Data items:
* start *

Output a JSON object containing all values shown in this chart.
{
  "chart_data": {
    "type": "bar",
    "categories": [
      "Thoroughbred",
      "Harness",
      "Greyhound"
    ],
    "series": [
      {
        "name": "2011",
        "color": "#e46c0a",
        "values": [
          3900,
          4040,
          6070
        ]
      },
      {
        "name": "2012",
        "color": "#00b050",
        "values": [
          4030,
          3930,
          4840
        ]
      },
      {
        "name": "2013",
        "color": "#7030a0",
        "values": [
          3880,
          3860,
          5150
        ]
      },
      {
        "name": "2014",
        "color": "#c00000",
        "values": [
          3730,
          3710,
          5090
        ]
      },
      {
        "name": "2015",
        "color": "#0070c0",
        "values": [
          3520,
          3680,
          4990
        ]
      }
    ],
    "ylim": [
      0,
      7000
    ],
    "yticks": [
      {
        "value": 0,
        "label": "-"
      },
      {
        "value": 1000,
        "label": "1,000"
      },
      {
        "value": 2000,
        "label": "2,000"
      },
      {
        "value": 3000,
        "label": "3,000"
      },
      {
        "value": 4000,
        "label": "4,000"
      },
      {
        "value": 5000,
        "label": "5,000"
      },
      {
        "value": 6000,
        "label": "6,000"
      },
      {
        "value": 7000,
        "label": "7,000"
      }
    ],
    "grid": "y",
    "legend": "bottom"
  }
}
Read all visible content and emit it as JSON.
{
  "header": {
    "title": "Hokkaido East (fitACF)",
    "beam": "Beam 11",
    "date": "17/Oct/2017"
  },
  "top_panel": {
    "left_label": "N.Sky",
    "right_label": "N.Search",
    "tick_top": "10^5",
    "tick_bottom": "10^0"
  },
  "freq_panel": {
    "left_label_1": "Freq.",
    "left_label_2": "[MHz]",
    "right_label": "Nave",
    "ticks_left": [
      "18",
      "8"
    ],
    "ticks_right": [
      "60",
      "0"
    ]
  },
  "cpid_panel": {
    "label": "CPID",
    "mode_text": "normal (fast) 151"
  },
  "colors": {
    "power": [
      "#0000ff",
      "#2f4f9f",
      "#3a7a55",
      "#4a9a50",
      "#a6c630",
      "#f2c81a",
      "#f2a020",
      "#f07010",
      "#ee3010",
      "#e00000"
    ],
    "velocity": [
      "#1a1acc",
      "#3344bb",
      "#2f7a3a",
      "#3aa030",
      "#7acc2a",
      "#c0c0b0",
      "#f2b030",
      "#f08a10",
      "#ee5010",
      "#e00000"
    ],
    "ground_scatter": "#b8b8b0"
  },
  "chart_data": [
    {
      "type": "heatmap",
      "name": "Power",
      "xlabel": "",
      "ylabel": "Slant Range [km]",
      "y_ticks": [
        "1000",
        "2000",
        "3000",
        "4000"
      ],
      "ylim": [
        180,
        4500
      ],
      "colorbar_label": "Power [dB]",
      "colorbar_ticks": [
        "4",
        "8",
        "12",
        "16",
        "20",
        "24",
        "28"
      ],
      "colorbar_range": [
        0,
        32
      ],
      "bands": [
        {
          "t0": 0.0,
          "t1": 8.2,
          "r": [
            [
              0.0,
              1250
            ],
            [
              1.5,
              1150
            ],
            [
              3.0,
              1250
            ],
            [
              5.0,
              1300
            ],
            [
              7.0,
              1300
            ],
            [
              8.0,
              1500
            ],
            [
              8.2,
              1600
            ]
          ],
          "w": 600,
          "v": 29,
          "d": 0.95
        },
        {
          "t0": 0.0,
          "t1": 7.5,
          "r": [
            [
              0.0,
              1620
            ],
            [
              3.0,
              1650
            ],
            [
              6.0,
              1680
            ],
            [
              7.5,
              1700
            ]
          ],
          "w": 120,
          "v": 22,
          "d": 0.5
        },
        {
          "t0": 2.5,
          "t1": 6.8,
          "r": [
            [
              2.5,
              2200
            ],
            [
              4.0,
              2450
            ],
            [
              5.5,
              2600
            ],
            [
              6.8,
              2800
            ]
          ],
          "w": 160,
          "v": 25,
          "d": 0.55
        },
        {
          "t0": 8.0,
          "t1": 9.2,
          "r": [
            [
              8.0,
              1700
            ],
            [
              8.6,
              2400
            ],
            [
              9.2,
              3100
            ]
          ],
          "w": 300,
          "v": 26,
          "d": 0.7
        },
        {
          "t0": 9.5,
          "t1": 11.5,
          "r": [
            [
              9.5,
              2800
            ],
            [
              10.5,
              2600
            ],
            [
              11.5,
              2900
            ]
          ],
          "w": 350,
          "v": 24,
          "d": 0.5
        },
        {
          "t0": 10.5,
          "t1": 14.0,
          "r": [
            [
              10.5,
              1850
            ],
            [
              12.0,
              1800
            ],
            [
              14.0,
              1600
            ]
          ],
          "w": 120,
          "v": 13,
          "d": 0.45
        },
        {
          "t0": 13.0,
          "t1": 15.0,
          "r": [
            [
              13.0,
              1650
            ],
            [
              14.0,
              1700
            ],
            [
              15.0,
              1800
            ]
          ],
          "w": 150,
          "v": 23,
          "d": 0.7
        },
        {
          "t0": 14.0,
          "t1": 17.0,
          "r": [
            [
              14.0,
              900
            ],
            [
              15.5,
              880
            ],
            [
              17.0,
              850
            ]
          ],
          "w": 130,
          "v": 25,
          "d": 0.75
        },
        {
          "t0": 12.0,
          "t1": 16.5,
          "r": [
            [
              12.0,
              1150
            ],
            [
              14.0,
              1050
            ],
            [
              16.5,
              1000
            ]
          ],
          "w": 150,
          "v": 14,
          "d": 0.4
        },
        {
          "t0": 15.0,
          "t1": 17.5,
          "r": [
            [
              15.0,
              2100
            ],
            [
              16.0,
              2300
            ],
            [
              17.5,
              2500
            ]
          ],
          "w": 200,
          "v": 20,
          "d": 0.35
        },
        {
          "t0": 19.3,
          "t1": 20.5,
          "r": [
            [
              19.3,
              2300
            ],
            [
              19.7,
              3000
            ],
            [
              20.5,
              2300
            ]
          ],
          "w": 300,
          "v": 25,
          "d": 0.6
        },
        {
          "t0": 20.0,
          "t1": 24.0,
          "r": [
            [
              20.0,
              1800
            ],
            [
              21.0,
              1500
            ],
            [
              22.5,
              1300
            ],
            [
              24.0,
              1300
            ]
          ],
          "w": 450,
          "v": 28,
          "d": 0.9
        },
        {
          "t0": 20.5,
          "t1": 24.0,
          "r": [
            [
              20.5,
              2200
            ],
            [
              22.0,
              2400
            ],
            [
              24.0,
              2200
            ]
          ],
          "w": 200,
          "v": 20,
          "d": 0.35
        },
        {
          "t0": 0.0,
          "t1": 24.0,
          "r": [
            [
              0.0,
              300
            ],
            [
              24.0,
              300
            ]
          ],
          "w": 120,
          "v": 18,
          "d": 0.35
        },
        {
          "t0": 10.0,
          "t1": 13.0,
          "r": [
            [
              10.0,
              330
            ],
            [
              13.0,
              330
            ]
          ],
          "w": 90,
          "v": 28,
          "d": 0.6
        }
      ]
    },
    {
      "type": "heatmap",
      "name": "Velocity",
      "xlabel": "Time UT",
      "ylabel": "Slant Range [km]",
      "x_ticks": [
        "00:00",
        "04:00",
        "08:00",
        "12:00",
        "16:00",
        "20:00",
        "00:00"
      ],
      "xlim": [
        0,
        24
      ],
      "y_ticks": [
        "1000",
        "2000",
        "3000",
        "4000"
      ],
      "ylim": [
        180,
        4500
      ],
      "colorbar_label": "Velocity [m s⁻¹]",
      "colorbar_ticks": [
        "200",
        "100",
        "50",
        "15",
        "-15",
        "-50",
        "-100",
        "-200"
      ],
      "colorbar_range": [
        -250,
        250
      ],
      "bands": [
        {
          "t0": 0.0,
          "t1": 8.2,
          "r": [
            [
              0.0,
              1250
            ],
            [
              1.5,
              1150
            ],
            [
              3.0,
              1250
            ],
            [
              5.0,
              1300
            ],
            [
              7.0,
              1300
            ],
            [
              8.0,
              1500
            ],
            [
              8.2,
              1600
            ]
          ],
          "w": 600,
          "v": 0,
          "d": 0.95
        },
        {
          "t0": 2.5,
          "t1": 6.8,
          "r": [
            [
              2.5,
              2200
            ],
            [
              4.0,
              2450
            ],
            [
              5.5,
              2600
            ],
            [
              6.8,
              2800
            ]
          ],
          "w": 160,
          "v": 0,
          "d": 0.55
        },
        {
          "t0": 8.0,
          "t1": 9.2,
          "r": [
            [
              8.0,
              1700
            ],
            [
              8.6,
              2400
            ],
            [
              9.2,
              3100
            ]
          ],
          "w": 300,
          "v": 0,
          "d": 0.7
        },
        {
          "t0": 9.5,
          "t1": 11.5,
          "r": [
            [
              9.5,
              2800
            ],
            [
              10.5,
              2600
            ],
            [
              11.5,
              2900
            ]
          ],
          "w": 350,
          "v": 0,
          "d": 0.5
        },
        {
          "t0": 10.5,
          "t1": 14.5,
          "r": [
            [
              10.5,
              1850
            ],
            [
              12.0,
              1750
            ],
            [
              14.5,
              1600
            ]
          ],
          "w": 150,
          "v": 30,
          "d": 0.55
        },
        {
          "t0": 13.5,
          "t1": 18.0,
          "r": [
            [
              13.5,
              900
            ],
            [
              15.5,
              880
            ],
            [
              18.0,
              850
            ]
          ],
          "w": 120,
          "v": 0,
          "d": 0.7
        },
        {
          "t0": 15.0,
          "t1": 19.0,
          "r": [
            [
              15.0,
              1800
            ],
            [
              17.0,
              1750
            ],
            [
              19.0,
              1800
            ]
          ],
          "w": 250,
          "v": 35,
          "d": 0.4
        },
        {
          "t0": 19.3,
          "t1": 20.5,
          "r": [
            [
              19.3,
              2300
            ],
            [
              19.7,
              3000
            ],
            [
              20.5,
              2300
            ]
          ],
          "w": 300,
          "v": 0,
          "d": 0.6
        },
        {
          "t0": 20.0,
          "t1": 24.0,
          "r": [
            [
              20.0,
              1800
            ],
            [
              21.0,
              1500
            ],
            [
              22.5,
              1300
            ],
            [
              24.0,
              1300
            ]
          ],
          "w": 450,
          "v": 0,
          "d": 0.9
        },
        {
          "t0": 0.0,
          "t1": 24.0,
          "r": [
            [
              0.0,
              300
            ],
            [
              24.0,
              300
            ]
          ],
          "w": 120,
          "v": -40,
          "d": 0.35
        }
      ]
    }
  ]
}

* end *

Extract, from the listing above, every line where the string "JSON" occurs.

THE SOLUTION ▸
Output a JSON object containing all values shown in this chart.
Read all visible content and emit it as JSON.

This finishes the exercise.